▸ **What this task involves**: Repeat the material verbatim. Images are excluded from the copy.

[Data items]
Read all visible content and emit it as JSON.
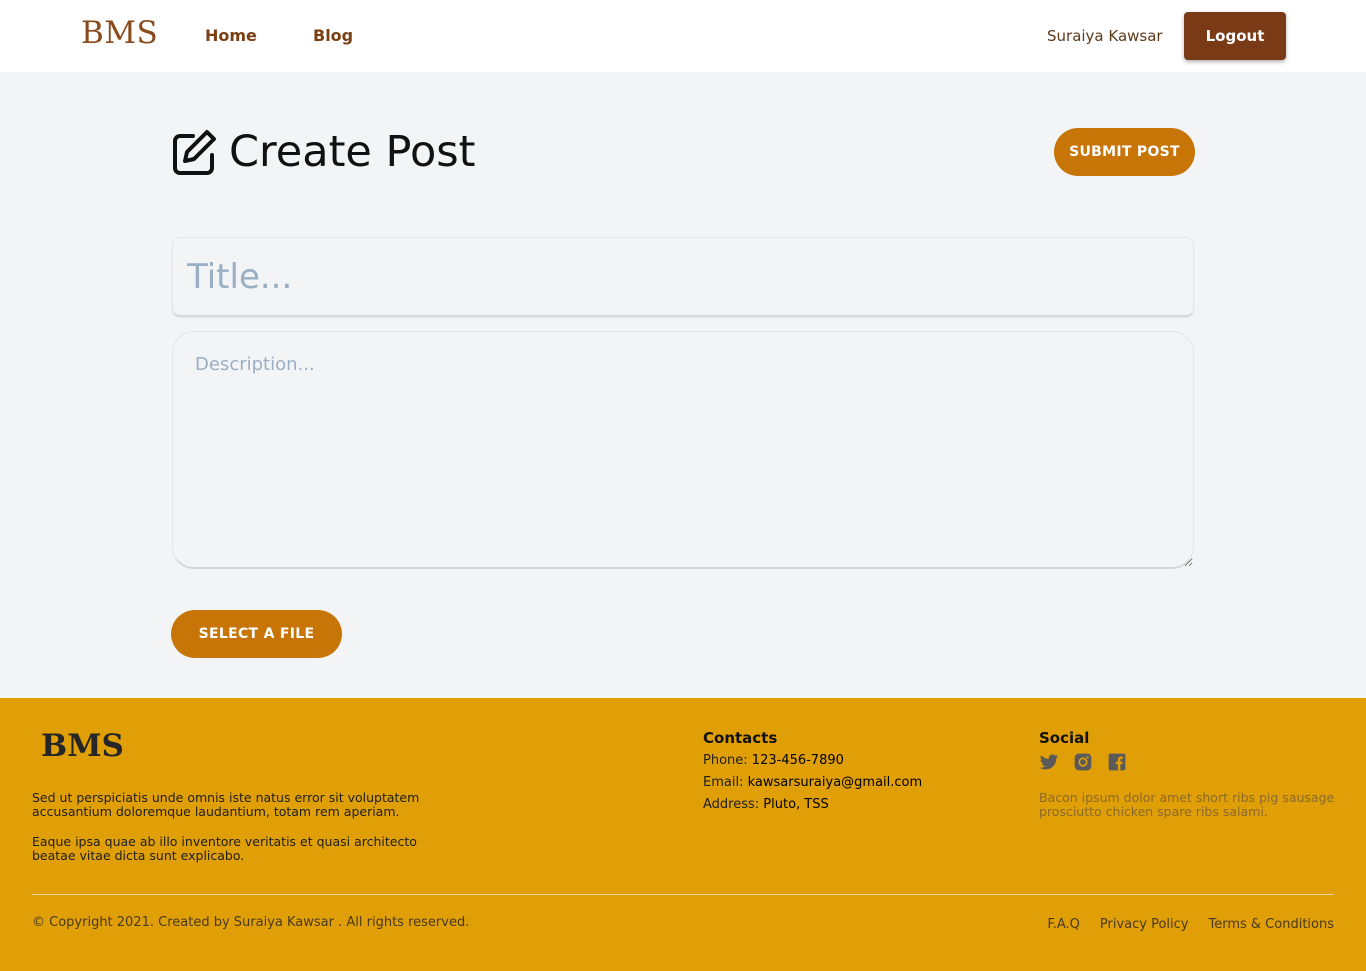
{
  "header": {
    "logo": "BMS",
    "nav": [
      {
        "label": "Home"
      },
      {
        "label": "Blog"
      }
    ],
    "user_name": "Suraiya Kawsar",
    "logout_label": "Logout"
  },
  "main": {
    "page_title": "Create Post",
    "submit_label": "SUBMIT POST",
    "title_placeholder": "Title...",
    "description_placeholder": "Description...",
    "file_button_label": "SELECT A FILE"
  },
  "footer": {
    "logo": "BMS",
    "text1": "Sed ut perspiciatis unde omnis iste natus error sit voluptatem accusantium doloremque laudantium, totam rem aperiam.",
    "text2": "Eaque ipsa quae ab illo inventore veritatis et quasi architecto beatae vitae dicta sunt explicabo.",
    "contacts_title": "Contacts",
    "phone_label": "Phone:",
    "phone": "123-456-7890",
    "email_label": "Email:",
    "email": "kawsarsuraiya@gmail.com",
    "address_label": "Address:",
    "address": "Pluto, TSS",
    "social_title": "Social",
    "social_icons": [
      "twitter-icon",
      "instagram-icon",
      "facebook-icon"
    ],
    "social_text": "Bacon ipsum dolor amet short ribs pig sausage prosciutto chicken spare ribs salami.",
    "copyright": "© Copyright 2021. Created by Suraiya Kawsar . All rights reserved.",
    "links": [
      {
        "label": "F.A.Q"
      },
      {
        "label": "Privacy Policy"
      },
      {
        "label": "Terms & Conditions"
      }
    ]
  },
  "colors": {
    "brand_brown": "#7a3a16",
    "accent_orange": "#c77506",
    "footer_bg": "#e09f07",
    "page_bg": "#f3f4f6"
  }
}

▸ **Solution**:
Read all visible content and emit it as JSON.
{
  "header": {
    "logo": "BMS",
    "nav": [
      {
        "label": "Home"
      },
      {
        "label": "Blog"
      }
    ],
    "user_name": "Suraiya Kawsar",
    "logout_label": "Logout"
  },
  "main": {
    "page_title": "Create Post",
    "submit_label": "SUBMIT POST",
    "title_placeholder": "Title...",
    "description_placeholder": "Description...",
    "file_button_label": "SELECT A FILE"
  },
  "footer": {
    "logo": "BMS",
    "text1": "Sed ut perspiciatis unde omnis iste natus error sit voluptatem accusantium doloremque laudantium, totam rem aperiam.",
    "text2": "Eaque ipsa quae ab illo inventore veritatis et quasi architecto beatae vitae dicta sunt explicabo.",
    "contacts_title": "Contacts",
    "phone_label": "Phone:",
    "phone": "123-456-7890",
    "email_label": "Email:",
    "email": "kawsarsuraiya@gmail.com",
    "address_label": "Address:",
    "address": "Pluto, TSS",
    "social_title": "Social",
    "social_icons": [
      "twitter-icon",
      "instagram-icon",
      "facebook-icon"
    ],
    "social_text": "Bacon ipsum dolor amet short ribs pig sausage prosciutto chicken spare ribs salami.",
    "copyright": "© Copyright 2021. Created by Suraiya Kawsar . All rights reserved.",
    "links": [
      {
        "label": "F.A.Q"
      },
      {
        "label": "Privacy Policy"
      },
      {
        "label": "Terms & Conditions"
      }
    ]
  },
  "colors": {
    "brand_brown": "#7a3a16",
    "accent_orange": "#c77506",
    "footer_bg": "#e09f07",
    "page_bg": "#f3f4f6"
  }
}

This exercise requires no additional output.